* _Brief_
Copy down all of the data underneath, exactly as shown.

** begin **

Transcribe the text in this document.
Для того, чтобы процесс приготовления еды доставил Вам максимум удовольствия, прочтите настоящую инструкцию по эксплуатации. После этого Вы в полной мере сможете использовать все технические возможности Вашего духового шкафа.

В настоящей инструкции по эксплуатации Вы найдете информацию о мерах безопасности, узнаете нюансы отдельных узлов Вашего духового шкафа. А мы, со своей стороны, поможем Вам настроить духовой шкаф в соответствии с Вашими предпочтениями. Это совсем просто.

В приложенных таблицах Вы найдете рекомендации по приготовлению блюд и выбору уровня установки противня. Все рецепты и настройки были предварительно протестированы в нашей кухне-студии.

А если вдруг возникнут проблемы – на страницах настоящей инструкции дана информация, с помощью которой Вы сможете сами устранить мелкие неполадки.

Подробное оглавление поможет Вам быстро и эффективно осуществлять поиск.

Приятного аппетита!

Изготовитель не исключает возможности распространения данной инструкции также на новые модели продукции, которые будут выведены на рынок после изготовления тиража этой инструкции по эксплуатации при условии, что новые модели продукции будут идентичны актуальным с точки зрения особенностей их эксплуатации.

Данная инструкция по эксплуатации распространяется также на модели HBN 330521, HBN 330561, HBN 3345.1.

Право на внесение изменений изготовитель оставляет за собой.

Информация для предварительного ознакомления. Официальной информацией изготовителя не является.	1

** end **

* _Solution_
Transcribe the text in this document.
Для того, чтобы процесс приготовления еды доставил Вам максимум удовольствия, прочтите настоящую инструкцию по эксплуатации. После этого Вы в полной мере сможете использовать все технические возможности Вашего духового шкафа.

В настоящей инструкции по эксплуатации Вы найдете информацию о мерах безопасности, узнаете нюансы отдельных узлов Вашего духового шкафа. А мы, со своей стороны, поможем Вам настроить духовой шкаф в соответствии с Вашими предпочтениями. Это совсем просто.

В приложенных таблицах Вы найдете рекомендации по приготовлению блюд и выбору уровня установки противня. Все рецепты и настройки были предварительно протестированы в нашей кухне-студии.

А если вдруг возникнут проблемы – на страницах настоящей инструкции дана информация, с помощью которой Вы сможете сами устранить мелкие неполадки.

Подробное оглавление поможет Вам быстро и эффективно осуществлять поиск.

Приятного аппетита!

Изготовитель не исключает возможности распространения данной инструкции также на новые модели продукции, которые будут выведены на рынок после изготовления тиража этой инструкции по эксплуатации при условии, что новые модели продукции будут идентичны актуальным с точки зрения особенностей их эксплуатации.

Данная инструкция по эксплуатации распространяется также на модели HBN 330521, HBN 330561, HBN 3345.1.

Право на внесение изменений изготовитель оставляет за собой.

Информация для предварительного ознакомления. Официальной информацией изготовителя не является.	1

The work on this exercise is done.